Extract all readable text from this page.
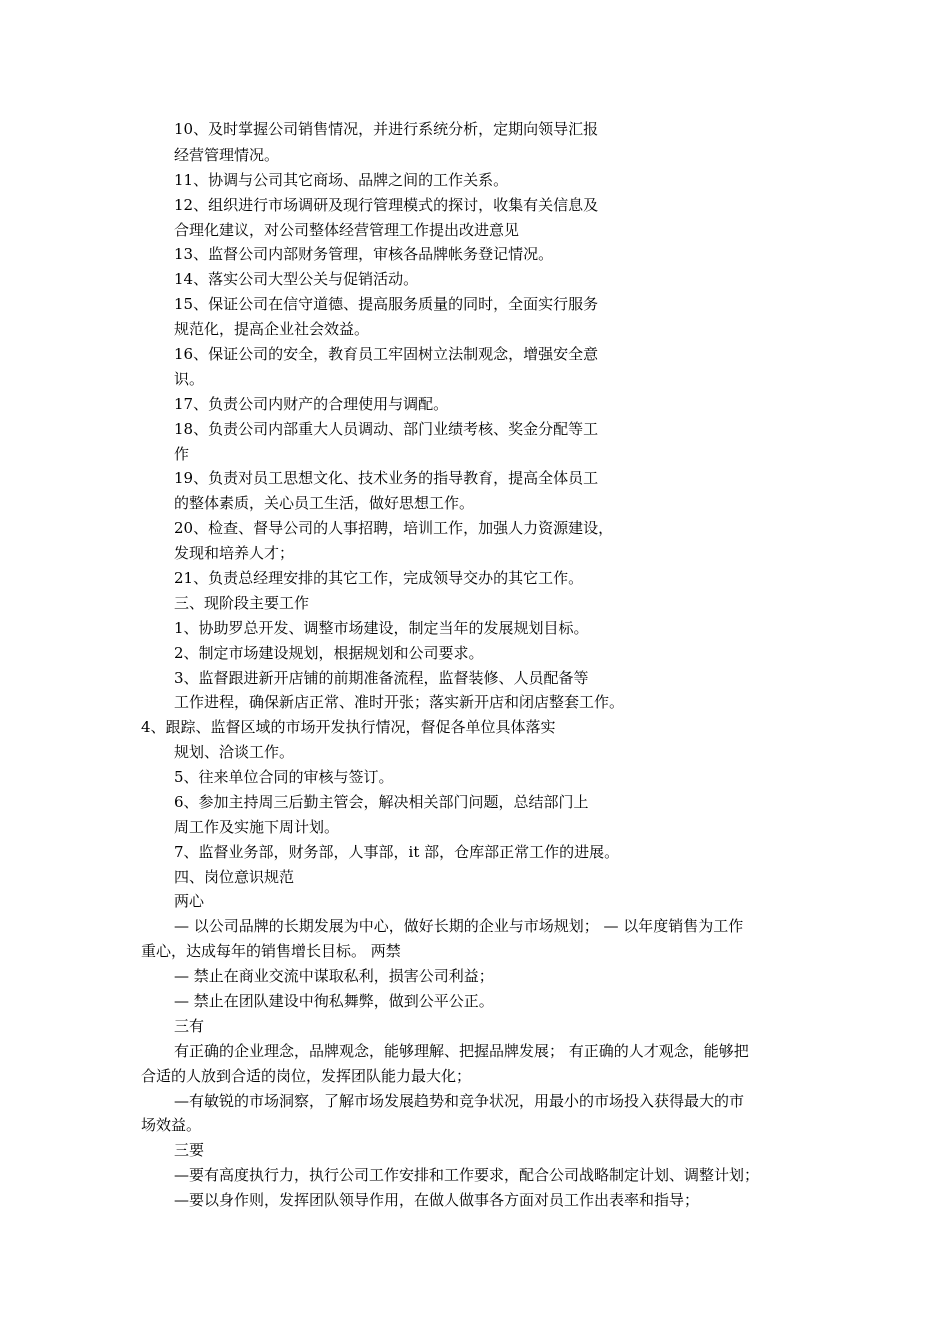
10、及时掌握公司销售情况，并进行系统分析，定期向领导汇报
经营管理情况。
11、协调与公司其它商场、品牌之间的工作关系。
12、组织进行市场调研及现行管理模式的探讨，收集有关信息及
合理化建议，对公司整体经营管理工作提出改进意见
13、监督公司内部财务管理，审核各品牌帐务登记情况。
14、落实公司大型公关与促销活动。
15、保证公司在信守道德、提高服务质量的同时，全面实行服务
规范化，提高企业社会效益。
16、保证公司的安全，教育员工牢固树立法制观念，增强安全意
识。
17、负责公司内财产的合理使用与调配。
18、负责公司内部重大人员调动、部门业绩考核、奖金分配等工
作
19、负责对员工思想文化、技术业务的指导教育，提高全体员工
的整体素质，关心员工生活，做好思想工作。
20、检查、督导公司的人事招聘，培训工作，加强人力资源建设，
发现和培养人才；
21、负责总经理安排的其它工作，完成领导交办的其它工作。
三、现阶段主要工作
1、协助罗总开发、调整市场建设，制定当年的发展规划目标。
2、制定市场建设规划，根据规划和公司要求。
3、监督跟进新开店铺的前期准备流程，监督装修、人员配备等
工作进程，确保新店正常、准时开张；落实新开店和闭店整套工作。
4、跟踪、监督区域的市场开发执行情况，督促各单位具体落实
规划、洽谈工作。
5、往来单位合同的审核与签订。
6、参加主持周三后勤主管会，解决相关部门问题，总结部门上
周工作及实施下周计划。
7、监督业务部，财务部，人事部，it 部，仓库部正常工作的进展。
四、岗位意识规范
两心
— 以公司品牌的长期发展为中心，做好长期的企业与市场规划； — 以年度销售为工作
重心，达成每年的销售增长目标。 两禁
— 禁止在商业交流中谋取私利，损害公司利益；
— 禁止在团队建设中徇私舞弊，做到公平公正。
三有
有正确的企业理念，品牌观念，能够理解、把握品牌发展； 有正确的人才观念，能够把
合适的人放到合适的岗位，发挥团队能力最大化；
—有敏锐的市场洞察，了解市场发展趋势和竞争状况，用最小的市场投入获得最大的市
场效益。
三要
—要有高度执行力，执行公司工作安排和工作要求，配合公司战略制定计划、调整计划；
—要以身作则，发挥团队领导作用，在做人做事各方面对员工作出表率和指导；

▶ **What is required**
Repeat each entry exactly as it appears; skip any picture.

▶ **Final result**
Extract all readable text from this page.
10、及时掌握公司销售情况，并进行系统分析，定期向领导汇报
经营管理情况。
11、协调与公司其它商场、品牌之间的工作关系。
12、组织进行市场调研及现行管理模式的探讨，收集有关信息及
合理化建议，对公司整体经营管理工作提出改进意见
13、监督公司内部财务管理，审核各品牌帐务登记情况。
14、落实公司大型公关与促销活动。
15、保证公司在信守道德、提高服务质量的同时，全面实行服务
规范化，提高企业社会效益。
16、保证公司的安全，教育员工牢固树立法制观念，增强安全意
识。
17、负责公司内财产的合理使用与调配。
18、负责公司内部重大人员调动、部门业绩考核、奖金分配等工
作
19、负责对员工思想文化、技术业务的指导教育，提高全体员工
的整体素质，关心员工生活，做好思想工作。
20、检查、督导公司的人事招聘，培训工作，加强人力资源建设，
发现和培养人才；
21、负责总经理安排的其它工作，完成领导交办的其它工作。
三、现阶段主要工作
1、协助罗总开发、调整市场建设，制定当年的发展规划目标。
2、制定市场建设规划，根据规划和公司要求。
3、监督跟进新开店铺的前期准备流程，监督装修、人员配备等
工作进程，确保新店正常、准时开张；落实新开店和闭店整套工作。
4、跟踪、监督区域的市场开发执行情况，督促各单位具体落实
规划、洽谈工作。
5、往来单位合同的审核与签订。
6、参加主持周三后勤主管会，解决相关部门问题，总结部门上
周工作及实施下周计划。
7、监督业务部，财务部，人事部，it 部，仓库部正常工作的进展。
四、岗位意识规范
两心
— 以公司品牌的长期发展为中心，做好长期的企业与市场规划； — 以年度销售为工作
重心，达成每年的销售增长目标。 两禁
— 禁止在商业交流中谋取私利，损害公司利益；
— 禁止在团队建设中徇私舞弊，做到公平公正。
三有
有正确的企业理念，品牌观念，能够理解、把握品牌发展； 有正确的人才观念，能够把
合适的人放到合适的岗位，发挥团队能力最大化；
—有敏锐的市场洞察，了解市场发展趋势和竞争状况，用最小的市场投入获得最大的市
场效益。
三要
—要有高度执行力，执行公司工作安排和工作要求，配合公司战略制定计划、调整计划；
—要以身作则，发挥团队领导作用，在做人做事各方面对员工作出表率和指导；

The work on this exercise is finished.